» YOUR GOAL: Of all the lines in the material, how many include the word "Chronology"? Reply with the number alone.
## BEGIN DATA TO PROCESS
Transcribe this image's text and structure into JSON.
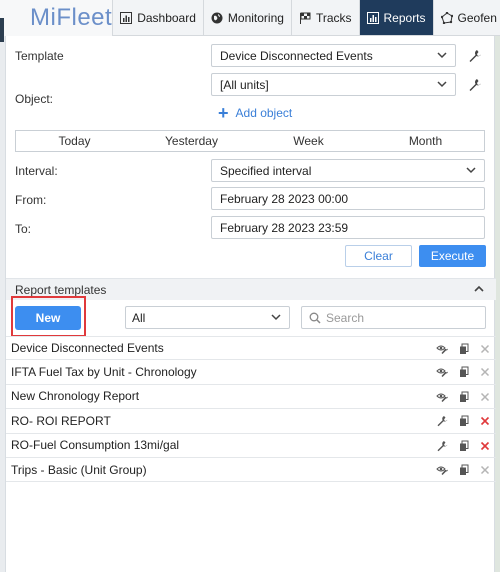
{
  "nav": {
    "logo": "MiFleet",
    "items": [
      {
        "label": "Dashboard",
        "icon": "bar-chart-icon"
      },
      {
        "label": "Monitoring",
        "icon": "globe-icon"
      },
      {
        "label": "Tracks",
        "icon": "flag-icon"
      },
      {
        "label": "Reports",
        "icon": "report-icon",
        "active": true
      },
      {
        "label": "Geofen",
        "icon": "geofence-icon"
      }
    ]
  },
  "form": {
    "template_label": "Template",
    "template_value": "Device Disconnected Events",
    "object_label": "Object:",
    "object_value": "[All units]",
    "add_object": "Add object",
    "periods": [
      "Today",
      "Yesterday",
      "Week",
      "Month"
    ],
    "interval_label": "Interval:",
    "interval_value": "Specified interval",
    "from_label": "From:",
    "from_value": "February 28 2023 00:00",
    "to_label": "To:",
    "to_value": "February 28 2023 23:59",
    "clear": "Clear",
    "execute": "Execute"
  },
  "templates": {
    "header": "Report templates",
    "new_button": "New",
    "filter_value": "All",
    "search_placeholder": "Search",
    "items": [
      {
        "name": "Device Disconnected Events",
        "icons": [
          "eye-wrench",
          "copy",
          "close-grey"
        ]
      },
      {
        "name": "IFTA Fuel Tax by Unit - Chronology",
        "icons": [
          "eye-wrench",
          "copy",
          "close-grey"
        ]
      },
      {
        "name": "New Chronology Report",
        "icons": [
          "eye-wrench",
          "copy",
          "close-grey"
        ]
      },
      {
        "name": "RO- ROI REPORT",
        "icons": [
          "wrench",
          "copy",
          "close-red"
        ]
      },
      {
        "name": "RO-Fuel Consumption 13mi/gal",
        "icons": [
          "wrench",
          "copy",
          "close-red"
        ]
      },
      {
        "name": "Trips - Basic (Unit Group)",
        "icons": [
          "eye-wrench",
          "copy",
          "close-grey"
        ]
      }
    ]
  },
  "colors": {
    "accent": "#3d8ef0",
    "nav_active": "#1f3b5c",
    "highlight": "#e0393b",
    "delete_red": "#e0393b"
  }
}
## END DATA TO PROCESS
» EXERCISE RESULT: 2